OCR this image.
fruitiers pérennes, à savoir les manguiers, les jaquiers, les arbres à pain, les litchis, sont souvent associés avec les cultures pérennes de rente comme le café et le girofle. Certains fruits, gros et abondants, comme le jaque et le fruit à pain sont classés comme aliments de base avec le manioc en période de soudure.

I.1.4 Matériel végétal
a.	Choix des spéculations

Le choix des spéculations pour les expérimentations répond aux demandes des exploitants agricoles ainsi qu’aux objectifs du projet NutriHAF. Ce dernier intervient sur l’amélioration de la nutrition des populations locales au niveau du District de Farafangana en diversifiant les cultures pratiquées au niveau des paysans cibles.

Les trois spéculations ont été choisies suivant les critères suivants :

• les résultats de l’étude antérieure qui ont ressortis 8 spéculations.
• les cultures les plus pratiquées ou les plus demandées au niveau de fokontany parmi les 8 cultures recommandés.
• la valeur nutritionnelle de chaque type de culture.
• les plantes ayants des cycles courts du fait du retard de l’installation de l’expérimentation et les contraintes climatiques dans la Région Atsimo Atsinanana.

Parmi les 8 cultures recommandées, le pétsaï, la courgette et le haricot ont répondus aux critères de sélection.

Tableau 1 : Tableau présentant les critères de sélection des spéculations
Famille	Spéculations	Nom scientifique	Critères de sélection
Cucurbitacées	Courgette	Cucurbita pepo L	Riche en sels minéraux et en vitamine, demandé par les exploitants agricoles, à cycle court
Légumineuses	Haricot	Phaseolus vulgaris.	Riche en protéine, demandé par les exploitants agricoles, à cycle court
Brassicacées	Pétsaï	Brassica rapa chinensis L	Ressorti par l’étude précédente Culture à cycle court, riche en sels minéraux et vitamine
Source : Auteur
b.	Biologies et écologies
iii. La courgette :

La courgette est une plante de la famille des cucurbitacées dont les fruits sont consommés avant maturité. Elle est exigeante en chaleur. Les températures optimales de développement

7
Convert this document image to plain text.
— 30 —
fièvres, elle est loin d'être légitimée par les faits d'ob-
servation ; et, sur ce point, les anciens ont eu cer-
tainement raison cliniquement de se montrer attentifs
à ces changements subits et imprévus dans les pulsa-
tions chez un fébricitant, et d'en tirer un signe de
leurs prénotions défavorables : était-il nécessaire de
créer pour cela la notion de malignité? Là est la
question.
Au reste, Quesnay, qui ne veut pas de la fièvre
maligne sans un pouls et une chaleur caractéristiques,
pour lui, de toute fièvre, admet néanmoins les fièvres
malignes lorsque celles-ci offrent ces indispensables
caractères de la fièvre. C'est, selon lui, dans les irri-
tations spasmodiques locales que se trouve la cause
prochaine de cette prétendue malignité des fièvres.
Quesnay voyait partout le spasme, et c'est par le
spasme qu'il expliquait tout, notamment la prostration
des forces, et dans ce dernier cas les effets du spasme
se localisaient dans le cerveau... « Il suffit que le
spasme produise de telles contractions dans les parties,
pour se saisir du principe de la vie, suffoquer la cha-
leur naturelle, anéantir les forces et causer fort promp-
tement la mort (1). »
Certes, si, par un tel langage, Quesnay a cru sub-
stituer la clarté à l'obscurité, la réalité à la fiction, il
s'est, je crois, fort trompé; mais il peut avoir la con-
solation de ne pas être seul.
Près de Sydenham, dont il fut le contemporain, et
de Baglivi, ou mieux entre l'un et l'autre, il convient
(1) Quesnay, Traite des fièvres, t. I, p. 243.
────
GIVEN INSTRUCTION:
Repeat the material word for word, in full.

EXPECTED ANSWER:
OCR this image.
fruitiers pérennes, à savoir les manguiers, les jaquiers, les arbres à pain, les litchis, sont souvent associés avec les cultures pérennes de rente comme le café et le girofle. Certains fruits, gros et abondants, comme le jaque et le fruit à pain sont classés comme aliments de base avec le manioc en période de soudure.

I.1.4 Matériel végétal
a.	Choix des spéculations

Le choix des spéculations pour les expérimentations répond aux demandes des exploitants agricoles ainsi qu’aux objectifs du projet NutriHAF. Ce dernier intervient sur l’amélioration de la nutrition des populations locales au niveau du District de Farafangana en diversifiant les cultures pratiquées au niveau des paysans cibles.

Les trois spéculations ont été choisies suivant les critères suivants :

• les résultats de l’étude antérieure qui ont ressortis 8 spéculations.
• les cultures les plus pratiquées ou les plus demandées au niveau de fokontany parmi les 8 cultures recommandés.
• la valeur nutritionnelle de chaque type de culture.
• les plantes ayants des cycles courts du fait du retard de l’installation de l’expérimentation et les contraintes climatiques dans la Région Atsimo Atsinanana.

Parmi les 8 cultures recommandées, le pétsaï, la courgette et le haricot ont répondus aux critères de sélection.

Tableau 1 : Tableau présentant les critères de sélection des spéculations
Famille	Spéculations	Nom scientifique	Critères de sélection
Cucurbitacées	Courgette	Cucurbita pepo L	Riche en sels minéraux et en vitamine, demandé par les exploitants agricoles, à cycle court
Légumineuses	Haricot	Phaseolus vulgaris.	Riche en protéine, demandé par les exploitants agricoles, à cycle court
Brassicacées	Pétsaï	Brassica rapa chinensis L	Ressorti par l’étude précédente Culture à cycle court, riche en sels minéraux et vitamine
Source : Auteur
b.	Biologies et écologies
iii. La courgette :

La courgette est une plante de la famille des cucurbitacées dont les fruits sont consommés avant maturité. Elle est exigeante en chaleur. Les températures optimales de développement

7
Convert this document image to plain text.
— 30 —
fièvres, elle est loin d'être légitimée par les faits d'ob-
servation ; et, sur ce point, les anciens ont eu cer-
tainement raison cliniquement de se montrer attentifs
à ces changements subits et imprévus dans les pulsa-
tions chez un fébricitant, et d'en tirer un signe de
leurs prénotions défavorables : était-il nécessaire de
créer pour cela la notion de malignité? Là est la
question.
Au reste, Quesnay, qui ne veut pas de la fièvre
maligne sans un pouls et une chaleur caractéristiques,
pour lui, de toute fièvre, admet néanmoins les fièvres
malignes lorsque celles-ci offrent ces indispensables
caractères de la fièvre. C'est, selon lui, dans les irri-
tations spasmodiques locales que se trouve la cause
prochaine de cette prétendue malignité des fièvres.
Quesnay voyait partout le spasme, et c'est par le
spasme qu'il expliquait tout, notamment la prostration
des forces, et dans ce dernier cas les effets du spasme
se localisaient dans le cerveau... « Il suffit que le
spasme produise de telles contractions dans les parties,
pour se saisir du principe de la vie, suffoquer la cha-
leur naturelle, anéantir les forces et causer fort promp-
tement la mort (1). »
Certes, si, par un tel langage, Quesnay a cru sub-
stituer la clarté à l'obscurité, la réalité à la fiction, il
s'est, je crois, fort trompé; mais il peut avoir la con-
solation de ne pas être seul.
Près de Sydenham, dont il fut le contemporain, et
de Baglivi, ou mieux entre l'un et l'autre, il convient
(1) Quesnay, Traite des fièvres, t. I, p. 243.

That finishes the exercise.